## [DOCUMENT EXCERPT]
## start

Wang Guiyao, the founder of the Center for China and Globalization, appears at the Munich Security Conference in 2019. Image Press / MSC available under CC license at Wikimedia Commons.
Earlier this week, the Center for China and Globalization (全球化智库), which has advertised itself as a “leading non-governmental think-tank in China,” held an event in Beijing to discuss “new narratives on China” (中国新叙事), and to launch a new book on external communication called I Talk About China to the World (我向世界说中国). A summary of the event released by CCG through its official WeChat public account provides an interesting glimpse into discussions in China’s think-tank sector on what Xi Jinping has called “telling China’s story well.”
The Center for China and Globalization, often referred to as “CCG,” was founded in Beijing in 2008 by Wang Huiyao (王辉耀), an economist and State Council advisor who is currently the organization’s president, and Mabel Miao (苗绿), the current vice-president and secretary-general. They are the authors of the new CCG book, which deals with the question of “how to create new narrative methods and models” (如何打造新的叙事方式和模式) for China.
CCG has emphasized its independence, calling itself China’s “largest independent think-tank.” The group’s claim to independence has frequently invited skepticism, and many sources have noted in particular Wang Huiyao’s apparent association with the United Front Work Department (UFWD), which became a point of controversy in 2018 as he was dropped from the list of participants in a Wilson Center event, and his strong Party affiliations. CCG’s rebuttal in 2018 of an article in Foreign Policy highlighting his United Front ties is well worth a read for its discussion of the registration requirements facing civil society organizations and think-tanks.

## end

## [RECORDS SUPPLIED]

## start

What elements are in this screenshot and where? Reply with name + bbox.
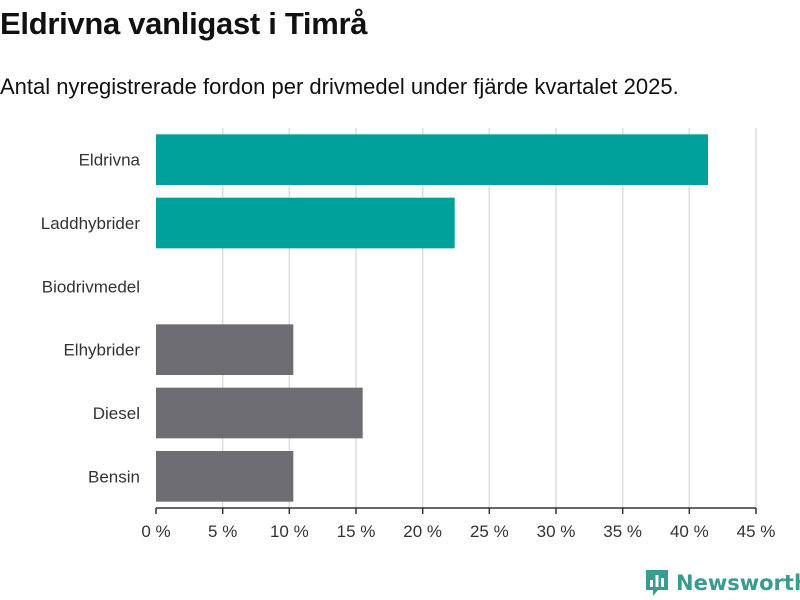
category-label: Diesel: [93, 404, 140, 423]
category-label: Bensin: [88, 467, 140, 486]
category-label: Laddhybrider: [41, 214, 141, 233]
bar-eldrivna: [156, 134, 708, 185]
x-tick-label: 25 %: [470, 522, 509, 541]
newsworthy-logo: Newsworthy: [644, 568, 800, 598]
x-tick-label: 15 %: [337, 522, 376, 541]
brand-name: Newsworthy: [676, 571, 800, 595]
x-tick-label: 20 %: [403, 522, 442, 541]
x-tick-label: 30 %: [537, 522, 576, 541]
newsworthy-logo-icon: [646, 570, 668, 596]
x-tick-label: 35 %: [603, 522, 642, 541]
chart-title: Eldrivna vanligast i Timrå: [0, 6, 368, 41]
x-tick-label: 5 %: [208, 522, 237, 541]
category-label: Eldrivna: [79, 151, 141, 170]
bar-elhybrider: [156, 324, 294, 375]
x-tick-label: 0 %: [141, 522, 170, 541]
category-label: Biodrivmedel: [42, 277, 140, 296]
x-tick-label: 40 %: [670, 522, 709, 541]
chart-subtitle: Antal nyregistrerade fordon per drivmede…: [0, 74, 679, 99]
x-tick-label: 10 %: [270, 522, 309, 541]
bar-diesel: [156, 387, 363, 439]
x-tick-label: 45 %: [737, 522, 776, 541]
bar-laddhybrider: [156, 197, 455, 249]
bar-bensin: [156, 451, 294, 502]
category-label: Elhybrider: [63, 341, 140, 360]
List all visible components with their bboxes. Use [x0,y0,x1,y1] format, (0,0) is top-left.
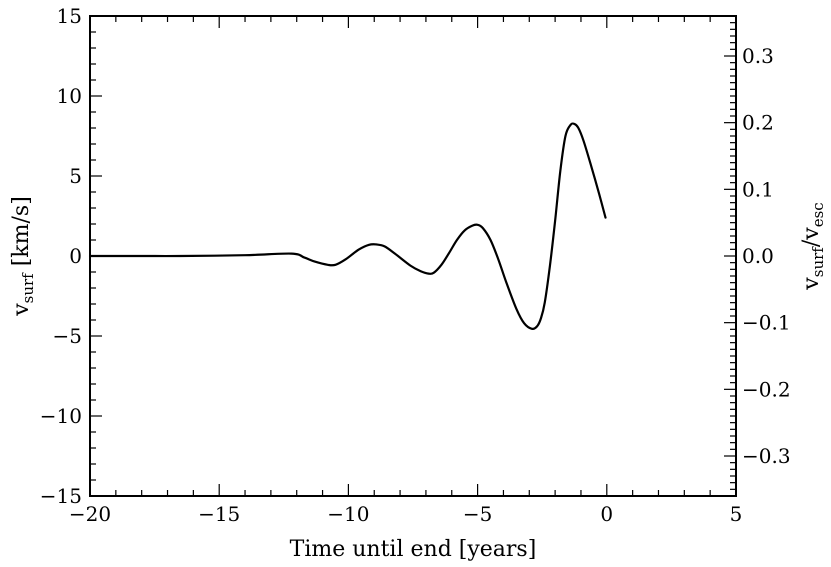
y-axis-label: vsurf [km/s] [9,196,37,317]
y2-tick-label: 0.0 [742,244,774,268]
right-y-axis-label-slash: / [799,239,824,247]
labels-layer: −20 −15 −10 −5 0 5−15−10−5051015−0.3−0.2−0.10… [40,4,791,526]
y-axis-label-unit: [km/s] [9,196,34,273]
y-tick-label: −15 [40,484,82,508]
y-tick-label: 15 [57,4,82,28]
right-y-axis-label-v1: v [799,277,824,291]
plot-frame [89,15,737,497]
x-axis-label: Time until end [years] [290,537,537,562]
y-axis-label-v: v [9,303,34,317]
y-tick-label: −5 [53,324,82,348]
right-y-axis-label-sub1: surf [809,246,827,278]
right-y-axis-label-v2: v [799,227,824,241]
y2-tick-label: −0.2 [742,377,791,401]
x-tick-label: −20 [69,502,111,526]
y2-tick-label: −0.3 [742,444,791,468]
y-tick-label: 10 [57,84,82,108]
y2-tick-label: 0.3 [742,44,774,68]
y-tick-label: 5 [69,164,82,188]
x-tick-label: −10 [327,502,369,526]
y-tick-label: −10 [40,404,82,428]
right-y-axis-label: vsurf/vesc [799,202,827,290]
y2-tick-label: −0.1 [742,311,791,335]
right-y-axis-label-sub2: esc [809,202,827,227]
plot-layer [88,122,607,331]
y-tick-label: 0 [69,244,82,268]
x-tick-label: 5 [730,502,743,526]
x-tick-label: −15 [198,502,240,526]
x-tick-label: 0 [600,502,613,526]
y2-tick-label: 0.1 [742,177,774,201]
y2-tick-label: 0.2 [742,111,774,135]
x-tick-label: −5 [463,502,492,526]
series-line [88,122,607,331]
y-axis-label-subscript: surf [19,272,37,304]
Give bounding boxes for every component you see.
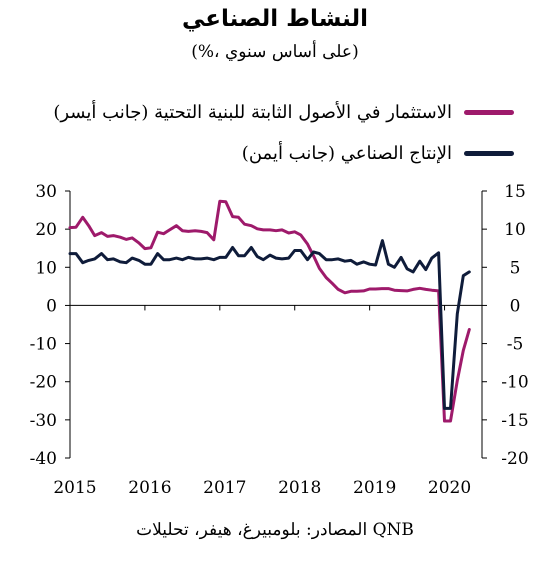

## end

## [GIVEN REQUEST]
Copy the passage in the text about the Center for China and Globalization that starts with "Wang Guiyao, the" and ends with "at Wikimedia Commons.", substituting "co-founder" for "founder".

## [IN RESPONSE]
Wang Guiyao, the co-founder of the Center for China and Globalization, appears at the Munich Security Conference in 2019. Image Press / MSC available under CC license at Wikimedia Commons.